_To be done:_ The records below must be written out exactly, with every picture left behind.

━━━

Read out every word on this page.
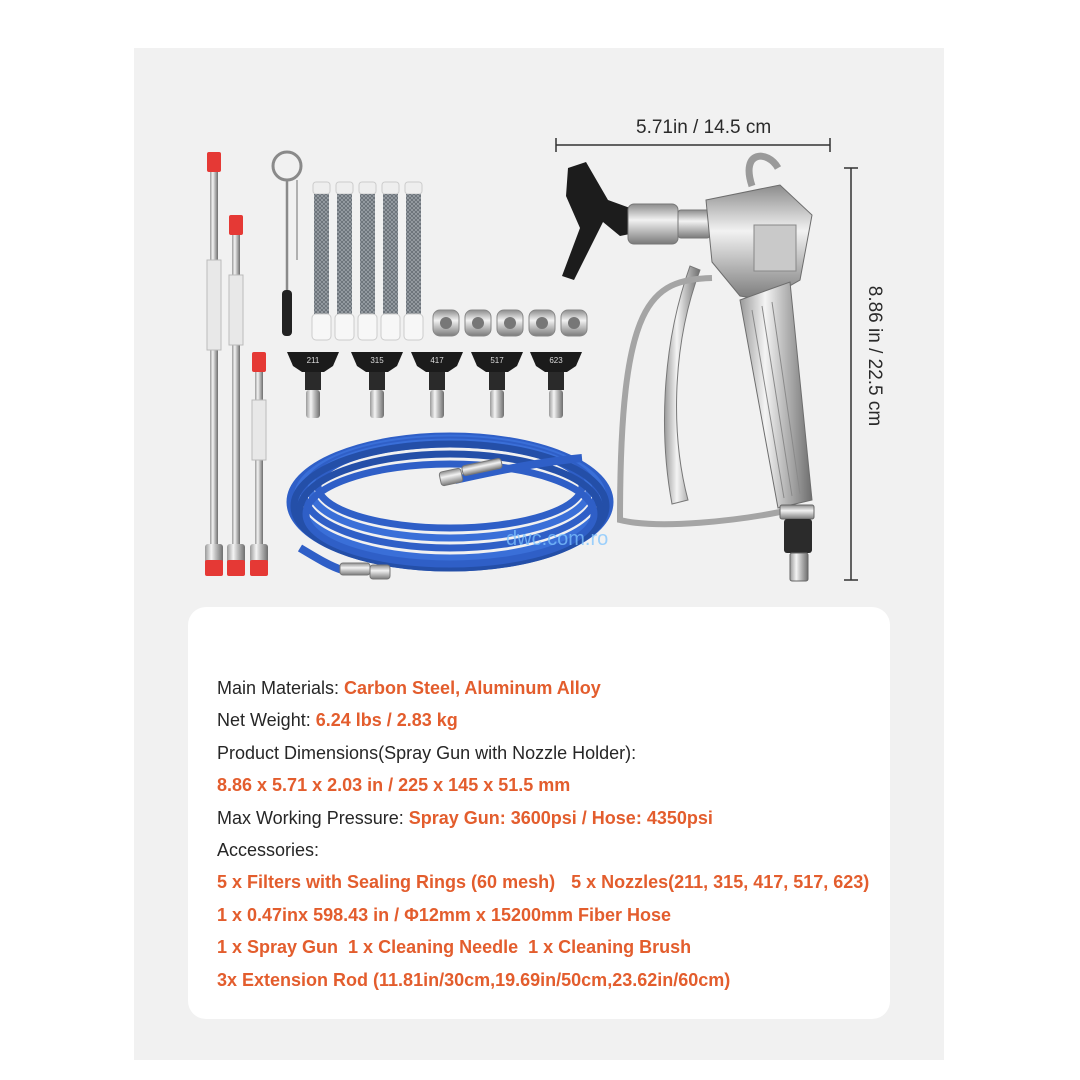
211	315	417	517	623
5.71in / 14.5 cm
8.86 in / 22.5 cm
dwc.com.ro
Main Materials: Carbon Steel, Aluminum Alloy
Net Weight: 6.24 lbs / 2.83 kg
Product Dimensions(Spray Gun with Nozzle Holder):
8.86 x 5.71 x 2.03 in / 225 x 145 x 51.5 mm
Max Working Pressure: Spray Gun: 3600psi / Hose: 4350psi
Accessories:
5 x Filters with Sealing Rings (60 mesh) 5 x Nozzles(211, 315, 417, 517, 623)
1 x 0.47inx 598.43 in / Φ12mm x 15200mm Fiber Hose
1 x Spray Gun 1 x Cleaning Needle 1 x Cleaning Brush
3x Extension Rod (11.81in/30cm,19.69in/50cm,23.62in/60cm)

━━━

_Written solution:_
Read out every word on this page.
211	315	417	517	623
5.71in / 14.5 cm
8.86 in / 22.5 cm
dwc.com.ro
Main Materials: Carbon Steel, Aluminum Alloy
Net Weight: 6.24 lbs / 2.83 kg
Product Dimensions(Spray Gun with Nozzle Holder):
8.86 x 5.71 x 2.03 in / 225 x 145 x 51.5 mm
Max Working Pressure: Spray Gun: 3600psi / Hose: 4350psi
Accessories:
5 x Filters with Sealing Rings (60 mesh) 5 x Nozzles(211, 315, 417, 517, 623)
1 x 0.47inx 598.43 in / Φ12mm x 15200mm Fiber Hose
1 x Spray Gun 1 x Cleaning Needle 1 x Cleaning Brush
3x Extension Rod (11.81in/30cm,19.69in/50cm,23.62in/60cm)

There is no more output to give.